## Begin AVAILABLE DATA
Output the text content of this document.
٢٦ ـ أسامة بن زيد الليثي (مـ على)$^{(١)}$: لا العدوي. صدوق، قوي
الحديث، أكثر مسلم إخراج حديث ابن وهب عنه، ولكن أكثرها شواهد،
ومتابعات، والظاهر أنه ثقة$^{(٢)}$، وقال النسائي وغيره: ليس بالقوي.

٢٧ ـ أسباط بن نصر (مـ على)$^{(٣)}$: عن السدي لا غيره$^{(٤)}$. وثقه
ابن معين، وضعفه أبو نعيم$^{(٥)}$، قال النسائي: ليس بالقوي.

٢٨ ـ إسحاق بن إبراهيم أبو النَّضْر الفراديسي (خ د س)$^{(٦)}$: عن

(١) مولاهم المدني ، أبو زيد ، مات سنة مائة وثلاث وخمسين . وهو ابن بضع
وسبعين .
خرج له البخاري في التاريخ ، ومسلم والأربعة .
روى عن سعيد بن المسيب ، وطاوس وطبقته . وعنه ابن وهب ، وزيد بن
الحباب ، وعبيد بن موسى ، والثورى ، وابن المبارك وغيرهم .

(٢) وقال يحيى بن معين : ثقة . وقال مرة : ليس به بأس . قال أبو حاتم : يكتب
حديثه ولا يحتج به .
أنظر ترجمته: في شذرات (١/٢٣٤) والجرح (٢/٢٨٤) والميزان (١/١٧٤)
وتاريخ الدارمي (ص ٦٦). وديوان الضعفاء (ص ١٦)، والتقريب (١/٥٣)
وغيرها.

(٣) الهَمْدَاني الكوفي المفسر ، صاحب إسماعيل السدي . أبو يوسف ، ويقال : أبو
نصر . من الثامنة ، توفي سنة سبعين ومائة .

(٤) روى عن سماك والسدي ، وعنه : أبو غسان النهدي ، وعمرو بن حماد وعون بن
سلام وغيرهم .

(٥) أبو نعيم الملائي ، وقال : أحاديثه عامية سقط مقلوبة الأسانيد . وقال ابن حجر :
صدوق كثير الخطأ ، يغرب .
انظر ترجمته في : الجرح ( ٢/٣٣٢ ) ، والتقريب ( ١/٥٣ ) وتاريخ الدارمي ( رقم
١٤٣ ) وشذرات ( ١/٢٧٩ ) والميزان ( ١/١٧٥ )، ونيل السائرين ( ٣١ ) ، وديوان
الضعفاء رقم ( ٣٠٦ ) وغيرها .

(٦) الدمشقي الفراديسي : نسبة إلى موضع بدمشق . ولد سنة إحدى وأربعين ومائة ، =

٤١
## End AVAILABLE DATA
### TASK BRIEF
Copy out all of the data exactly, leaving nothing out.

### ANSWER FOR THE TASK
Output the text content of this document.
٢٦ ـ أسامة بن زيد الليثي (مـ على)$^{(١)}$: لا العدوي. صدوق، قوي
الحديث، أكثر مسلم إخراج حديث ابن وهب عنه، ولكن أكثرها شواهد،
ومتابعات، والظاهر أنه ثقة$^{(٢)}$، وقال النسائي وغيره: ليس بالقوي.

٢٧ ـ أسباط بن نصر (مـ على)$^{(٣)}$: عن السدي لا غيره$^{(٤)}$. وثقه
ابن معين، وضعفه أبو نعيم$^{(٥)}$، قال النسائي: ليس بالقوي.

٢٨ ـ إسحاق بن إبراهيم أبو النَّضْر الفراديسي (خ د س)$^{(٦)}$: عن

(١) مولاهم المدني ، أبو زيد ، مات سنة مائة وثلاث وخمسين . وهو ابن بضع
وسبعين .
خرج له البخاري في التاريخ ، ومسلم والأربعة .
روى عن سعيد بن المسيب ، وطاوس وطبقته . وعنه ابن وهب ، وزيد بن
الحباب ، وعبيد بن موسى ، والثورى ، وابن المبارك وغيرهم .

(٢) وقال يحيى بن معين : ثقة . وقال مرة : ليس به بأس . قال أبو حاتم : يكتب
حديثه ولا يحتج به .
أنظر ترجمته: في شذرات (١/٢٣٤) والجرح (٢/٢٨٤) والميزان (١/١٧٤)
وتاريخ الدارمي (ص ٦٦). وديوان الضعفاء (ص ١٦)، والتقريب (١/٥٣)
وغيرها.

(٣) الهَمْدَاني الكوفي المفسر ، صاحب إسماعيل السدي . أبو يوسف ، ويقال : أبو
نصر . من الثامنة ، توفي سنة سبعين ومائة .

(٤) روى عن سماك والسدي ، وعنه : أبو غسان النهدي ، وعمرو بن حماد وعون بن
سلام وغيرهم .

(٥) أبو نعيم الملائي ، وقال : أحاديثه عامية سقط مقلوبة الأسانيد . وقال ابن حجر :
صدوق كثير الخطأ ، يغرب .
انظر ترجمته في : الجرح ( ٢/٣٣٢ ) ، والتقريب ( ١/٥٣ ) وتاريخ الدارمي ( رقم
١٤٣ ) وشذرات ( ١/٢٧٩ ) والميزان ( ١/١٧٥ )، ونيل السائرين ( ٣١ ) ، وديوان
الضعفاء رقم ( ٣٠٦ ) وغيرها .

(٦) الدمشقي الفراديسي : نسبة إلى موضع بدمشق . ولد سنة إحدى وأربعين ومائة ، =

٤١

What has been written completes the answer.